YOLOv10改进 | 损失函数篇 | SlideLoss、FocalLoss、VFLoss分类损失函数助力细节涨点(全网最全)

一、本文介绍

本文给大家带来的是分类损失 SlideLoss、VFLoss、FocalLoss损失函数，我们之前看那的那些IoU都是边界框回归损失，和本文的修改内容并不冲突，所以大家可以知道损失函数分为两种一种是分类损失另一种是边界框回归损失，上一篇文章里面我们总结了过去百分之九十的边界框回归损失的使用方法，本文我们就来介绍几种市面上流行的和最新的分类损失函数，同时在开始讲解之前推荐一下我的专栏，本专栏的内容支持(分类、检测、分割、追踪、关键点检测),专栏目前为限时折扣，欢迎大家订阅本专栏，本专栏每周更新3-5篇最新机制，更有包含我所有改进的文件和交流群提供给大家，本文支持的损失函数共有如下图片所示

欢迎大家订阅我的专栏一起学习YOLO！

专栏回顾：YOLOv10改进系列专栏——本专栏持续复习各种顶会内容——科研必备

3.1 修改一

3.2 修改二

3.3 使用方法

四、本文总

二、原理介绍

其中绝大多数损失在前面我们都讲过了本文主要讲一下SlidLoss的原理，SlideLoss的损失首先是由YOLO-FaceV2提出来的。

待解决问题 ->
A. 将原文中自“YOLOv10改进 | 损失函数篇”起至“欢迎大家订阅我的专栏一起学习YOLO！”止的这一段重新给出，并把其中的“边界框回归损失”改为“定位损失”。
B. 依据原文，简要回答下列问题：
(i) 原文将损失函数分为哪两种？
(ii) 原文所述专栏每周更新几篇最新机制？
(iii) SlideLoss 最早由什么提出？

数据集条目 ->
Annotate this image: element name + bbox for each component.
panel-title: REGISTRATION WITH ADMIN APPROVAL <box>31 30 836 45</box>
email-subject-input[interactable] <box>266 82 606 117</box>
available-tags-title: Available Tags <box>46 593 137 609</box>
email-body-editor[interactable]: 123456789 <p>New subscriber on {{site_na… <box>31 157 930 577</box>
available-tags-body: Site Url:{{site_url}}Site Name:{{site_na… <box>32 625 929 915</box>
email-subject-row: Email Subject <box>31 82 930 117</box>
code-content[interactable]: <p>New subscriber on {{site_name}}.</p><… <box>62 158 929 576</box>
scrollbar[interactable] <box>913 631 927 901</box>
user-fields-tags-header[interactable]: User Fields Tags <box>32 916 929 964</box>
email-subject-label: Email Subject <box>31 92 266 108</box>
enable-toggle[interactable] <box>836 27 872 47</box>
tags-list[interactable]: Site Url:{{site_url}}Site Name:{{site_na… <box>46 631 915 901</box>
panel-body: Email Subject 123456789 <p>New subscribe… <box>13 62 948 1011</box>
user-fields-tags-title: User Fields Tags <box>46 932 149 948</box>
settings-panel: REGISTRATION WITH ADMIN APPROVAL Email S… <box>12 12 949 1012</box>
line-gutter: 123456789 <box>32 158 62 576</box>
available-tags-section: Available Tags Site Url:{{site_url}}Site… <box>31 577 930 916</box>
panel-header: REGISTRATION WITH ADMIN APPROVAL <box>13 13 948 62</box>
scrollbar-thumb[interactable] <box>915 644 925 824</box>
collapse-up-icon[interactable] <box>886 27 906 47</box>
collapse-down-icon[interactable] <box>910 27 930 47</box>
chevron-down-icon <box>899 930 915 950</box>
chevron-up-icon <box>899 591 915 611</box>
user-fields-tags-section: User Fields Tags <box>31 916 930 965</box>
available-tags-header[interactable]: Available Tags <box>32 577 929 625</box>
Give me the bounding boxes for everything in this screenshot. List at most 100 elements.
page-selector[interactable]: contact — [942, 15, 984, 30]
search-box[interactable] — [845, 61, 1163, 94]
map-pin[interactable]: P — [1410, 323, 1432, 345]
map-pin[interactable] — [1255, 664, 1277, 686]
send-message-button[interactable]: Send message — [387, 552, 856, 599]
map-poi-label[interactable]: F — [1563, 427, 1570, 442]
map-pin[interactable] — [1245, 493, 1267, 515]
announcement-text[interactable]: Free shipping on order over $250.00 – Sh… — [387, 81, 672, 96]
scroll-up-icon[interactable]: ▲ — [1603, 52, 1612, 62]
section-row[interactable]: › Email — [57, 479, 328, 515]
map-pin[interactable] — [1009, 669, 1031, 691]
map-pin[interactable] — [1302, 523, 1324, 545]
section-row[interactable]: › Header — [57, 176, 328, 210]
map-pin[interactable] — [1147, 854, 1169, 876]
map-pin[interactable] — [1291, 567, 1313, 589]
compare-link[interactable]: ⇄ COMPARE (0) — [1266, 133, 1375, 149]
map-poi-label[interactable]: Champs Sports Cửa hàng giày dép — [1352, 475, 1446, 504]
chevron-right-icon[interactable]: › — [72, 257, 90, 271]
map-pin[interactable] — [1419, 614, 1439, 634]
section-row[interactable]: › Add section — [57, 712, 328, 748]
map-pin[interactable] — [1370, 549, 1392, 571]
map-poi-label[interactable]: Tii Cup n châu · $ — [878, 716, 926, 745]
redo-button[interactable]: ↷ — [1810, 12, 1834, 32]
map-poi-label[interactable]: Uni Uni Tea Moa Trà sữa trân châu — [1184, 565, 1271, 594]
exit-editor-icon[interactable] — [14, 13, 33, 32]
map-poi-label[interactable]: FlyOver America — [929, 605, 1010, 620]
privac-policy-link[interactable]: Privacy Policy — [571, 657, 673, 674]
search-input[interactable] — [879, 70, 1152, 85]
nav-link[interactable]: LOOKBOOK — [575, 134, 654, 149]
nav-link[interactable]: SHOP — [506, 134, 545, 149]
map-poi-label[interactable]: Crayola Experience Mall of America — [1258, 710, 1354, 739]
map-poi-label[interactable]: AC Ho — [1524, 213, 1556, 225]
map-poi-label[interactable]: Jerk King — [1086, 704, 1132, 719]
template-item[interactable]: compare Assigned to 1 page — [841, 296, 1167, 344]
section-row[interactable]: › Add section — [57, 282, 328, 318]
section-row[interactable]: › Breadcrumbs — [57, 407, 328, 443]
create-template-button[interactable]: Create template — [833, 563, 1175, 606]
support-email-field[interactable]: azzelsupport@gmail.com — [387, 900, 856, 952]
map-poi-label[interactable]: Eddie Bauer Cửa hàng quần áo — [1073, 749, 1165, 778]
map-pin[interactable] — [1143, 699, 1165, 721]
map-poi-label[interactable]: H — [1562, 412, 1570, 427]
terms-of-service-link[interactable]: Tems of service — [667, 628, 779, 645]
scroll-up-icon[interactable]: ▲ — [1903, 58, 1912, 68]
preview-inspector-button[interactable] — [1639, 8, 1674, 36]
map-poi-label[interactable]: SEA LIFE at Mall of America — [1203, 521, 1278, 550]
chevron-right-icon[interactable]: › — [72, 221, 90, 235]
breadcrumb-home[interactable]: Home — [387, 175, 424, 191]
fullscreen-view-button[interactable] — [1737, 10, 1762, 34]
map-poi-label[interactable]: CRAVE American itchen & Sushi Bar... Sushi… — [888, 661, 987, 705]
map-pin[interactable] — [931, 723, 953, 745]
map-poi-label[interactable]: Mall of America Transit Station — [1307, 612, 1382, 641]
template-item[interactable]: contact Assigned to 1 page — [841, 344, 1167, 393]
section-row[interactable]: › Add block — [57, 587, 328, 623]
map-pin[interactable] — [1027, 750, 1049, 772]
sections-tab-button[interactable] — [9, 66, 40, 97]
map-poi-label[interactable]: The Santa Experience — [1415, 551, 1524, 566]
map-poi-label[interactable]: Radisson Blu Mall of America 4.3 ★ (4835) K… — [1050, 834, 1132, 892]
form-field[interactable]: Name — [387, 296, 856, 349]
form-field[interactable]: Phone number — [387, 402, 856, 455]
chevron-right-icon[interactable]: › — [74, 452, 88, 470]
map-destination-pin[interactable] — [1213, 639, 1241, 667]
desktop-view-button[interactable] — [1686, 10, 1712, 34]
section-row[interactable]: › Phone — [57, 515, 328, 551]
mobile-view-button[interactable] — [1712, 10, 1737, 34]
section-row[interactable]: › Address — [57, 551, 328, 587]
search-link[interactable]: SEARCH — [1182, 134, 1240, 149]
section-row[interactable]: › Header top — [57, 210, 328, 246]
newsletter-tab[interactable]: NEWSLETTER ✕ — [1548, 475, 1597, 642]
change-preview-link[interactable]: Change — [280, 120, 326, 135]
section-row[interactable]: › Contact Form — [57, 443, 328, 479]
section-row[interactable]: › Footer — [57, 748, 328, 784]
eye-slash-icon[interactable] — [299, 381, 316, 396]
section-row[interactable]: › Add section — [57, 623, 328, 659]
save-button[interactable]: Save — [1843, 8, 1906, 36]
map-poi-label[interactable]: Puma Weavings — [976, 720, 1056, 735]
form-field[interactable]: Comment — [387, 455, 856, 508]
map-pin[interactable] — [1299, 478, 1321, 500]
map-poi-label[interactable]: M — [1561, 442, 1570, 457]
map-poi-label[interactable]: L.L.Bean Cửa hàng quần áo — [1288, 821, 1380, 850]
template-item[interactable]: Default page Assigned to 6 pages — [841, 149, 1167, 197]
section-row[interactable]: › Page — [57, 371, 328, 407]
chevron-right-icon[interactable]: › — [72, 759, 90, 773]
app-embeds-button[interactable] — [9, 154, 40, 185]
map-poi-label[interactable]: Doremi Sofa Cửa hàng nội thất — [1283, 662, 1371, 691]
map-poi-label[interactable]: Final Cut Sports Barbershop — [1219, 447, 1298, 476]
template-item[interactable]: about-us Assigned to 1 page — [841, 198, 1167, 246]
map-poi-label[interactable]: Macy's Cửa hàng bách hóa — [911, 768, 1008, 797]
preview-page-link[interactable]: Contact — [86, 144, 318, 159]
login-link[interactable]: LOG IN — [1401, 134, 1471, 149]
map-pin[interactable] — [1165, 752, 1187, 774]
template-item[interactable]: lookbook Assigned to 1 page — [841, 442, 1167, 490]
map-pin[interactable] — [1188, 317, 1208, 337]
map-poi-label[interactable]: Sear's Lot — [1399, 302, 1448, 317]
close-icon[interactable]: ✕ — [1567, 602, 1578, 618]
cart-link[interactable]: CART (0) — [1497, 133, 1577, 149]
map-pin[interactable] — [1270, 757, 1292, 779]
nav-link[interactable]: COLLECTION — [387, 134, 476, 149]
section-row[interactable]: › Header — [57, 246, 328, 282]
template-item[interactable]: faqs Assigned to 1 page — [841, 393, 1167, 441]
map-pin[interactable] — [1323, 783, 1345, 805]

输出结果 ->
A.
YOLOv10改进 | 损失函数篇 | SlideLoss、FocalLoss、VFLoss分类损失函数助力细节涨点(全网最全)

一、本文介绍

本文给大家带来的是分类损失 SlideLoss、VFLoss、FocalLoss损失函数，我们之前看那的那些IoU都是定位损失，和本文的修改内容并不冲突，所以大家可以知道损失函数分为两种一种是分类损失另一种是定位损失，上一篇文章里面我们总结了过去百分之九十的定位损失的使用方法，本文我们就来介绍几种市面上流行的和最新的分类损失函数，同时在开始讲解之前推荐一下我的专栏，本专栏的内容支持(分类、检测、分割、追踪、关键点检测),专栏目前为限时折扣，欢迎大家订阅本专栏，本专栏每周更新3-5篇最新机制，更有包含我所有改进的文件和交流群提供给大家，本文支持的损失函数共有如下图片所示

欢迎大家订阅我的专栏一起学习YOLO！

B.
(i) 分类损失和边界框回归损失。
(ii) 3-5篇。
(iii) YOLO-FaceV2。